[提示文]:

-- -- --

2017年08月10日(木)
インフレ率は中期的に2%に向けて上昇する・NY連銀総裁
[要人発言]
ニューヨーク連銀のダドリー総裁は10日の講演で、緩やかな経済成長が続く中で雇用が更に拡大、中期的にはインフレ率が2%の目標に向けて上昇するとの見通しを示した。ただ、金融危機以降の成長ペースが過去に比べて鈍いことや、失業率が低下する中で賃金の伸びが低いことも指摘。生産性の伸びが弱いことによると述べた。所得格差について討議する際、生産性の改善も考えるべきだとした。
ダドリー総裁は、技術進歩とグローバリゼーションを所得格差拡大の2大要因として挙げた。同時に、この2つの要因がエンジニアリングやソフトウエア開発などの分野での雇用創出につながっていることにも言及。金融政策は経済成長を支えることができても、格差の拡大を引き起こす構図の改善に取り組むのに効果はないとコメントしながらも、当局は状況把握に努めているとも述べた。また、金融政策に関しては、これまでの緩和的な政策が景気を下支えし、失業率の低下に寄与したというが、今後の具体的な見通しには触れなかった。

-- -- --

[表示情報]:
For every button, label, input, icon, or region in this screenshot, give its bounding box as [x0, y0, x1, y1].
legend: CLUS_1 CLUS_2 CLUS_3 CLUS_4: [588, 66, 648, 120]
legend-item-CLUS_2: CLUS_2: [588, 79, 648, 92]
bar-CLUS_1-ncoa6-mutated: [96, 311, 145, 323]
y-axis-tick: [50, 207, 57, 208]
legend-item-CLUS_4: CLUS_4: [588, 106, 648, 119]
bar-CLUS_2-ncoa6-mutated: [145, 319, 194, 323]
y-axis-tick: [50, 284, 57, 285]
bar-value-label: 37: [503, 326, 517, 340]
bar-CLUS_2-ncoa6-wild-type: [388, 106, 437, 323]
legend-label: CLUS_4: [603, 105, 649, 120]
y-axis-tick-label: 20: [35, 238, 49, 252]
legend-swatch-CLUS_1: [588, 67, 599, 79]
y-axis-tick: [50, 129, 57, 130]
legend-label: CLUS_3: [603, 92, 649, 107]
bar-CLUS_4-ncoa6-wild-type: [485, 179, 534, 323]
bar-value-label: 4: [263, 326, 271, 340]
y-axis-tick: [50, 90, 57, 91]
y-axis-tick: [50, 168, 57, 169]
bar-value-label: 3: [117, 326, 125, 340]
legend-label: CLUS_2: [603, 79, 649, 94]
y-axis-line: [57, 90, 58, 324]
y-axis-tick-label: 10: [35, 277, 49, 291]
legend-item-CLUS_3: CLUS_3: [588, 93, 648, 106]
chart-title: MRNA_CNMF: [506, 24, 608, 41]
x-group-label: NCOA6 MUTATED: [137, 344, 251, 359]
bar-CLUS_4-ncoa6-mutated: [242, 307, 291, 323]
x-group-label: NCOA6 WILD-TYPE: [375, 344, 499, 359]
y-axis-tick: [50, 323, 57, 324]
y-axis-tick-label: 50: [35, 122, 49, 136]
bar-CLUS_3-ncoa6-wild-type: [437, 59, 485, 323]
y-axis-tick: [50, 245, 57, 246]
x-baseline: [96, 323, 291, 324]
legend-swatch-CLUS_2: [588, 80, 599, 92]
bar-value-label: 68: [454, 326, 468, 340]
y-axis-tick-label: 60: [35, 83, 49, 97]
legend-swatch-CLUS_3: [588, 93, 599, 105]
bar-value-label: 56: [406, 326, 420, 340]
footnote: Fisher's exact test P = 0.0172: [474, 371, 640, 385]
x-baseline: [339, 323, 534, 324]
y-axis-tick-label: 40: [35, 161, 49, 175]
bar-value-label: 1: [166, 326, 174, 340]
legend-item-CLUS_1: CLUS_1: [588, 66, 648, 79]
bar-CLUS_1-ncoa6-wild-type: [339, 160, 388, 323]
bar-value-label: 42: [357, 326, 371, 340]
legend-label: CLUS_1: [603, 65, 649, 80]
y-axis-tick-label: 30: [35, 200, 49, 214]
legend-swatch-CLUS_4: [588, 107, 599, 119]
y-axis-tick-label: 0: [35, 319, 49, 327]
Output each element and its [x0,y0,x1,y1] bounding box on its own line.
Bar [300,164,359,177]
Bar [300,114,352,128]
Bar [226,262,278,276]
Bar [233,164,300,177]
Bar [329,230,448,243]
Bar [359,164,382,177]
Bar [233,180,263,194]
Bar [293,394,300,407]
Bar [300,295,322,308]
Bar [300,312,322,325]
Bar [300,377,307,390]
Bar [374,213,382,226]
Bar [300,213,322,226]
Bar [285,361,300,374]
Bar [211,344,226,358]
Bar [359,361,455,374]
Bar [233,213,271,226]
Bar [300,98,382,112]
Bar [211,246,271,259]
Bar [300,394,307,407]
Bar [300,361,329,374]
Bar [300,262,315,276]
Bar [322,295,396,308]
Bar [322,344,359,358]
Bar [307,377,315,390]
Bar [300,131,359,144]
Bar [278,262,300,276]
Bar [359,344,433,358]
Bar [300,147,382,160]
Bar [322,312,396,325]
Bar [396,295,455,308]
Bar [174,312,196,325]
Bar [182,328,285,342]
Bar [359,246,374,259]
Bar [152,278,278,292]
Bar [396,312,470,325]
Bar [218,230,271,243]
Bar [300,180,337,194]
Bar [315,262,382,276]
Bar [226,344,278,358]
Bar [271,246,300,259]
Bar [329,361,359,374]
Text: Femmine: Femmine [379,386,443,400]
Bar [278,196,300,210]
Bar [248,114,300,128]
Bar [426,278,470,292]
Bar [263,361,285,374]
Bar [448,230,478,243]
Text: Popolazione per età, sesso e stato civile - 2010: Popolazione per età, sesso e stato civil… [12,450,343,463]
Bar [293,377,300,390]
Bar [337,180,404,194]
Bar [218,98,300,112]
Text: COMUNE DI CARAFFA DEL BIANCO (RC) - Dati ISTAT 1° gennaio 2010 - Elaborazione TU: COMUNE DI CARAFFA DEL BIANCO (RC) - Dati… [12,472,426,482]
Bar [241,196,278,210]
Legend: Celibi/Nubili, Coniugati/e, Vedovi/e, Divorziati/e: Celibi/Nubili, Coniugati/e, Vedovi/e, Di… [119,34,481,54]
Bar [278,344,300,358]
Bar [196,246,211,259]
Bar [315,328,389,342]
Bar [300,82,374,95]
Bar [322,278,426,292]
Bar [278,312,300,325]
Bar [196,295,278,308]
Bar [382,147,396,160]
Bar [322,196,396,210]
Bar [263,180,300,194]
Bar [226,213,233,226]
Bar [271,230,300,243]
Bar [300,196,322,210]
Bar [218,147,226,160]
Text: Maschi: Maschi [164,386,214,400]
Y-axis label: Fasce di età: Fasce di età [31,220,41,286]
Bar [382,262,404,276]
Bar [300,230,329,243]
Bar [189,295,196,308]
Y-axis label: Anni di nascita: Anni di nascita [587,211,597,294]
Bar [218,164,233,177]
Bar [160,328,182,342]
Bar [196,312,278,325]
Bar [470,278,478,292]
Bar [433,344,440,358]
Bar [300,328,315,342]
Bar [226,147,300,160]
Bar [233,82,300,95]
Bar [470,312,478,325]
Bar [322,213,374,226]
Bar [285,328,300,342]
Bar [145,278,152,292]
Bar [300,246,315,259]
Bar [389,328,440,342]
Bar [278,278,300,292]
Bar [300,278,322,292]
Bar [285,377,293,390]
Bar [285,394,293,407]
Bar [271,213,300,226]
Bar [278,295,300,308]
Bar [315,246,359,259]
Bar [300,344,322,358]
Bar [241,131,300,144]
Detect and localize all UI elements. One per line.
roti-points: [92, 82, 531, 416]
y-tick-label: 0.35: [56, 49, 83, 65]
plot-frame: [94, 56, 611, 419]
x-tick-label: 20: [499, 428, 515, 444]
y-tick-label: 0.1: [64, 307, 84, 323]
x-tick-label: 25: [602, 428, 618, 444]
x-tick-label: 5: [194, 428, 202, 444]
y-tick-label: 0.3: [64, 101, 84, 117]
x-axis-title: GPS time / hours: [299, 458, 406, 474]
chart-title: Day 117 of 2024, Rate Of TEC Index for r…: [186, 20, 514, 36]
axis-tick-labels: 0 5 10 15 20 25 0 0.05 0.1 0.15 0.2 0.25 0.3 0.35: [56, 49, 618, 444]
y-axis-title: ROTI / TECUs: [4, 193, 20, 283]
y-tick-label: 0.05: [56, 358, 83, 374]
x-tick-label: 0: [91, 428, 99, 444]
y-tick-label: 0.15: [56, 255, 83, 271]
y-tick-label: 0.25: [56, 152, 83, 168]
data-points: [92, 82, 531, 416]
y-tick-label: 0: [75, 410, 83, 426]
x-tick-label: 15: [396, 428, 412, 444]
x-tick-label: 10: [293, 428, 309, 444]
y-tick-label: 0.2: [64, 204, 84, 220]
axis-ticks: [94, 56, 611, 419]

-- -- --

[作業指示]:
提示文の「2017年08月10日(木)」から「的な見通しには触れなかった。」までを、「ダドリー総裁」を「NY連銀総裁」に差し替えて書き直せ。

[作業結果]:
2017年08月10日(木)
インフレ率は中期的に2%に向けて上昇する・NY連銀総裁
[要人発言]
ニューヨーク連銀のNY連銀総裁は10日の講演で、緩やかな経済成長が続く中で雇用が更に拡大、中期的にはインフレ率が2%の目標に向けて上昇するとの見通しを示した。ただ、金融危機以降の成長ペースが過去に比べて鈍いことや、失業率が低下する中で賃金の伸びが低いことも指摘。生産性の伸びが弱いことによると述べた。所得格差について討議する際、生産性の改善も考えるべきだとした。
NY連銀総裁は、技術進歩とグローバリゼーションを所得格差拡大の2大要因として挙げた。同時に、この2つの要因がエンジニアリングやソフトウエア開発などの分野での雇用創出につながっていることにも言及。金融政策は経済成長を支えることができても、格差の拡大を引き起こす構図の改善に取り組むのに効果はないとコメントしながらも、当局は状況把握に努めているとも述べた。また、金融政策に関しては、これまでの緩和的な政策が景気を下支えし、失業率の低下に寄与したというが、今後の具体的な見通しには触れなかった。